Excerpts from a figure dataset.
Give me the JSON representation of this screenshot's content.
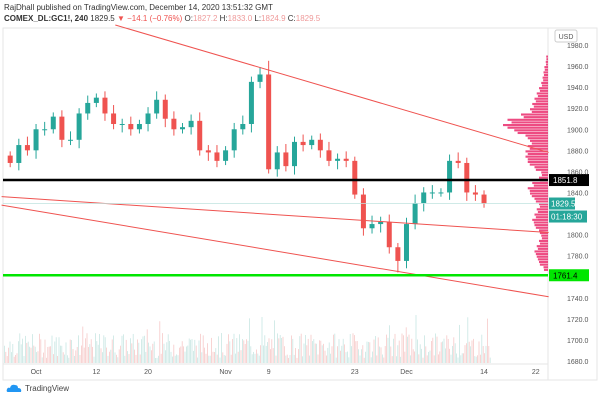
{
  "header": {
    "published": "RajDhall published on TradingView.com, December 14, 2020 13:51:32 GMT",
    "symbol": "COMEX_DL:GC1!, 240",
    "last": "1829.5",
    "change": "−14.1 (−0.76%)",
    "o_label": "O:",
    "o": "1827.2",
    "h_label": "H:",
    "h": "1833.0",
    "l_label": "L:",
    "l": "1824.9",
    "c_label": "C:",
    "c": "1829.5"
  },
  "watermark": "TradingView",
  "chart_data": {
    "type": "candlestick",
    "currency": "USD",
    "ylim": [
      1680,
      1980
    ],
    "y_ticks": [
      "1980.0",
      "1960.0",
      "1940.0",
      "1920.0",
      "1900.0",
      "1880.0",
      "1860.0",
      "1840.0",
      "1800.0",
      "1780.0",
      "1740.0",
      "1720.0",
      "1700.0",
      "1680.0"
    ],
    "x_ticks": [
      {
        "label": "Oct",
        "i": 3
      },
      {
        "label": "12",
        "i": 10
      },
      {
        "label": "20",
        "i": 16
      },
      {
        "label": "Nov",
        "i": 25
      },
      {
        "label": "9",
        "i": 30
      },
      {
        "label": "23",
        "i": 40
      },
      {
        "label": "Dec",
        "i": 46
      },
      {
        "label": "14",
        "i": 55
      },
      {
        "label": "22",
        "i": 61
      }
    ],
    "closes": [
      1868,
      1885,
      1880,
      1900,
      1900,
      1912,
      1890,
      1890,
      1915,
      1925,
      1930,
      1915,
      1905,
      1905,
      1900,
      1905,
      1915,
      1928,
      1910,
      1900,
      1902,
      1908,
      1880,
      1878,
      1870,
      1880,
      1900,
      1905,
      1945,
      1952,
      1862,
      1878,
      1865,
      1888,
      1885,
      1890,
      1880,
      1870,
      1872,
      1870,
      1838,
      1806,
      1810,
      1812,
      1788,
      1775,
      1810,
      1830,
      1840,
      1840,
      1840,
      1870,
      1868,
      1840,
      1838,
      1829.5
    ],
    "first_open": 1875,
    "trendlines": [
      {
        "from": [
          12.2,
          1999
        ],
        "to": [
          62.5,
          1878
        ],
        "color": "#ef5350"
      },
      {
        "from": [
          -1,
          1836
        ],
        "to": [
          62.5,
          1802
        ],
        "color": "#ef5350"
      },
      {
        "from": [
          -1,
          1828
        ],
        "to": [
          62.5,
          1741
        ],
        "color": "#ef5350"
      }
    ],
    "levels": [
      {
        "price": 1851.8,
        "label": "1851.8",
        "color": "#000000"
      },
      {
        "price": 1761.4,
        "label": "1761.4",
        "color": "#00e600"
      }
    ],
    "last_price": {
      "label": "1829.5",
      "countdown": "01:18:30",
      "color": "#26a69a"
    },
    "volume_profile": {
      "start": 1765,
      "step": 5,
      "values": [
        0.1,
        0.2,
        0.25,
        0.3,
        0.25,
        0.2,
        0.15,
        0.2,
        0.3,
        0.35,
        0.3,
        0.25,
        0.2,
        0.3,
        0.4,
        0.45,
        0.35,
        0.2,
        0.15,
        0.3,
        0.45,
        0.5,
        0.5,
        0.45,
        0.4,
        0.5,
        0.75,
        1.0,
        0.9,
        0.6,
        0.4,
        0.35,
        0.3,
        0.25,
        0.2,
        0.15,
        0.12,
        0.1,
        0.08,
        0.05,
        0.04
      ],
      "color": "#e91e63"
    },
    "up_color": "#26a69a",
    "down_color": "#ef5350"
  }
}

Aim of the task.
Repeat all the records above exactly, leaving out any pictures.

Full output.
Give me the JSON representation of this screenshot's content.
{
  "header": {
    "published": "RajDhall published on TradingView.com, December 14, 2020 13:51:32 GMT",
    "symbol": "COMEX_DL:GC1!, 240",
    "last": "1829.5",
    "change": "−14.1 (−0.76%)",
    "o_label": "O:",
    "o": "1827.2",
    "h_label": "H:",
    "h": "1833.0",
    "l_label": "L:",
    "l": "1824.9",
    "c_label": "C:",
    "c": "1829.5"
  },
  "watermark": "TradingView",
  "chart_data": {
    "type": "candlestick",
    "currency": "USD",
    "ylim": [
      1680,
      1980
    ],
    "y_ticks": [
      "1980.0",
      "1960.0",
      "1940.0",
      "1920.0",
      "1900.0",
      "1880.0",
      "1860.0",
      "1840.0",
      "1800.0",
      "1780.0",
      "1740.0",
      "1720.0",
      "1700.0",
      "1680.0"
    ],
    "x_ticks": [
      {
        "label": "Oct",
        "i": 3
      },
      {
        "label": "12",
        "i": 10
      },
      {
        "label": "20",
        "i": 16
      },
      {
        "label": "Nov",
        "i": 25
      },
      {
        "label": "9",
        "i": 30
      },
      {
        "label": "23",
        "i": 40
      },
      {
        "label": "Dec",
        "i": 46
      },
      {
        "label": "14",
        "i": 55
      },
      {
        "label": "22",
        "i": 61
      }
    ],
    "closes": [
      1868,
      1885,
      1880,
      1900,
      1900,
      1912,
      1890,
      1890,
      1915,
      1925,
      1930,
      1915,
      1905,
      1905,
      1900,
      1905,
      1915,
      1928,
      1910,
      1900,
      1902,
      1908,
      1880,
      1878,
      1870,
      1880,
      1900,
      1905,
      1945,
      1952,
      1862,
      1878,
      1865,
      1888,
      1885,
      1890,
      1880,
      1870,
      1872,
      1870,
      1838,
      1806,
      1810,
      1812,
      1788,
      1775,
      1810,
      1830,
      1840,
      1840,
      1840,
      1870,
      1868,
      1840,
      1838,
      1829.5
    ],
    "first_open": 1875,
    "trendlines": [
      {
        "from": [
          12.2,
          1999
        ],
        "to": [
          62.5,
          1878
        ],
        "color": "#ef5350"
      },
      {
        "from": [
          -1,
          1836
        ],
        "to": [
          62.5,
          1802
        ],
        "color": "#ef5350"
      },
      {
        "from": [
          -1,
          1828
        ],
        "to": [
          62.5,
          1741
        ],
        "color": "#ef5350"
      }
    ],
    "levels": [
      {
        "price": 1851.8,
        "label": "1851.8",
        "color": "#000000"
      },
      {
        "price": 1761.4,
        "label": "1761.4",
        "color": "#00e600"
      }
    ],
    "last_price": {
      "label": "1829.5",
      "countdown": "01:18:30",
      "color": "#26a69a"
    },
    "volume_profile": {
      "start": 1765,
      "step": 5,
      "values": [
        0.1,
        0.2,
        0.25,
        0.3,
        0.25,
        0.2,
        0.15,
        0.2,
        0.3,
        0.35,
        0.3,
        0.25,
        0.2,
        0.3,
        0.4,
        0.45,
        0.35,
        0.2,
        0.15,
        0.3,
        0.45,
        0.5,
        0.5,
        0.45,
        0.4,
        0.5,
        0.75,
        1.0,
        0.9,
        0.6,
        0.4,
        0.35,
        0.3,
        0.25,
        0.2,
        0.15,
        0.12,
        0.1,
        0.08,
        0.05,
        0.04
      ],
      "color": "#e91e63"
    },
    "up_color": "#26a69a",
    "down_color": "#ef5350"
  }
}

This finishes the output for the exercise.